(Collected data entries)
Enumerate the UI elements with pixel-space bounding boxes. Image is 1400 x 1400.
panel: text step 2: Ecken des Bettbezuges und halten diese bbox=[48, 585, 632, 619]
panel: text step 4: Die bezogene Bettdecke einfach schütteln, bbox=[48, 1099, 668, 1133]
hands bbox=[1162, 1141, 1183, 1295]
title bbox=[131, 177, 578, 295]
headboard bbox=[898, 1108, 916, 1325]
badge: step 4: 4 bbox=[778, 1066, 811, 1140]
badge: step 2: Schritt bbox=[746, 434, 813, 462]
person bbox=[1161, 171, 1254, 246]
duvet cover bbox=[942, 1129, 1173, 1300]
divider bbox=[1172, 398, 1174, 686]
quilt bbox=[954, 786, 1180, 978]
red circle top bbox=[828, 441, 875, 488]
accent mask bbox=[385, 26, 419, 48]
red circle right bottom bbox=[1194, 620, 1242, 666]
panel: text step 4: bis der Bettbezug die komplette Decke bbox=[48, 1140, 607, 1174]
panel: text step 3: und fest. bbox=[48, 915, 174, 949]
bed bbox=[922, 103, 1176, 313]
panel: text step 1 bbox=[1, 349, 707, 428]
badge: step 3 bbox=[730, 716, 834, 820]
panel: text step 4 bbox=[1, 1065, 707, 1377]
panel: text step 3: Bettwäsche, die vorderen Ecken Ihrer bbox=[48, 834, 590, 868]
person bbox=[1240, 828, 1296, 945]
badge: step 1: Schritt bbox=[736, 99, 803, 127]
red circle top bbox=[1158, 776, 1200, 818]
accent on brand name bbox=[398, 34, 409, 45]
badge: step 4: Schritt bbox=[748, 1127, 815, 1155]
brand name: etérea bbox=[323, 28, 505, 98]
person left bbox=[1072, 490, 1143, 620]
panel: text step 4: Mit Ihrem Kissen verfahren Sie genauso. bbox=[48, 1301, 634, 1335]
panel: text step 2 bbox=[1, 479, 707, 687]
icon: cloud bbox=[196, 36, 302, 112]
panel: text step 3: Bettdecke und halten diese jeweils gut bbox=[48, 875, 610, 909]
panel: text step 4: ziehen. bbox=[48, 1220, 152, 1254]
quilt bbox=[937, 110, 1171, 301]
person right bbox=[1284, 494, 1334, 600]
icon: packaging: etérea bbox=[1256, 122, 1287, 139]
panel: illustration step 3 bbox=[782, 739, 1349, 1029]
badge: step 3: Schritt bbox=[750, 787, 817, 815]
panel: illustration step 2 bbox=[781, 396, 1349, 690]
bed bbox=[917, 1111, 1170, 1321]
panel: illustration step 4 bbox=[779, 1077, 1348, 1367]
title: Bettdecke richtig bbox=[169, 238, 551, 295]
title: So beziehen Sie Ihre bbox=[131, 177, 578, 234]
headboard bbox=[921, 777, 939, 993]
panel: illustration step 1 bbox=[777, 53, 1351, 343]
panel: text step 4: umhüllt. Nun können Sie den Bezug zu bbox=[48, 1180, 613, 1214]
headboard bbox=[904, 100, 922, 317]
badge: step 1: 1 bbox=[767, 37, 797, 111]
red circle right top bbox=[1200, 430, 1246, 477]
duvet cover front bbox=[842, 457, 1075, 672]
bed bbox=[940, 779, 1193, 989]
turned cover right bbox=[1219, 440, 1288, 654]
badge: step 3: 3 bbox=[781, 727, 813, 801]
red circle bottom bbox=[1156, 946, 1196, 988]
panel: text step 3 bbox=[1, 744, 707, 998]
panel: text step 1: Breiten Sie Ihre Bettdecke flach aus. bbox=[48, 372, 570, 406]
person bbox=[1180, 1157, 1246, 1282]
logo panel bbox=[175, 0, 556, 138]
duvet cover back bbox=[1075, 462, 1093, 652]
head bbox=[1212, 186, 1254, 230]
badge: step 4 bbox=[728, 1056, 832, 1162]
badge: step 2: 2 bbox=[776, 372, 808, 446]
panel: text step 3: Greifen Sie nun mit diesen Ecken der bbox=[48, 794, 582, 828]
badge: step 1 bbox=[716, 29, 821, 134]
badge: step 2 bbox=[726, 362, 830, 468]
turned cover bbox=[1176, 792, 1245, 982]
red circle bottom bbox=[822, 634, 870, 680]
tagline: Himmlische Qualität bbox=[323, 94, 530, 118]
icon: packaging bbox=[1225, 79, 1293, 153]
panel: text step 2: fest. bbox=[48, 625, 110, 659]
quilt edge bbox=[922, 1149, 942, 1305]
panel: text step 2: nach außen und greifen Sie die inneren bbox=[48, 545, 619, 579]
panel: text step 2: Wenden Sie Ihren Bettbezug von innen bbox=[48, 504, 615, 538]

_EXERCISE BRIEF_
Reproduce the lines of the items from the very first line through the line that contains "icon: cloud bbox=[196, 36, 302, 112]", including both ends, keeping every character unchanged.

_RESPONSE FOR THIS EXERCISE_
Enumerate the UI elements with pixel-space bounding boxes. Image is 1400 x 1400.
panel: text step 2: Ecken des Bettbezuges und halten diese bbox=[48, 585, 632, 619]
panel: text step 4: Die bezogene Bettdecke einfach schütteln, bbox=[48, 1099, 668, 1133]
hands bbox=[1162, 1141, 1183, 1295]
title bbox=[131, 177, 578, 295]
headboard bbox=[898, 1108, 916, 1325]
badge: step 4: 4 bbox=[778, 1066, 811, 1140]
badge: step 2: Schritt bbox=[746, 434, 813, 462]
person bbox=[1161, 171, 1254, 246]
duvet cover bbox=[942, 1129, 1173, 1300]
divider bbox=[1172, 398, 1174, 686]
quilt bbox=[954, 786, 1180, 978]
red circle top bbox=[828, 441, 875, 488]
accent mask bbox=[385, 26, 419, 48]
red circle right bottom bbox=[1194, 620, 1242, 666]
panel: text step 4: bis der Bettbezug die komplette Decke bbox=[48, 1140, 607, 1174]
panel: text step 3: und fest. bbox=[48, 915, 174, 949]
bed bbox=[922, 103, 1176, 313]
panel: text step 1 bbox=[1, 349, 707, 428]
badge: step 3 bbox=[730, 716, 834, 820]
panel: text step 4 bbox=[1, 1065, 707, 1377]
panel: text step 3: Bettwäsche, die vorderen Ecken Ihrer bbox=[48, 834, 590, 868]
person bbox=[1240, 828, 1296, 945]
badge: step 1: Schritt bbox=[736, 99, 803, 127]
red circle top bbox=[1158, 776, 1200, 818]
accent on brand name bbox=[398, 34, 409, 45]
badge: step 4: Schritt bbox=[748, 1127, 815, 1155]
brand name: etérea bbox=[323, 28, 505, 98]
person left bbox=[1072, 490, 1143, 620]
panel: text step 4: Mit Ihrem Kissen verfahren Sie genauso. bbox=[48, 1301, 634, 1335]
panel: text step 2 bbox=[1, 479, 707, 687]
icon: cloud bbox=[196, 36, 302, 112]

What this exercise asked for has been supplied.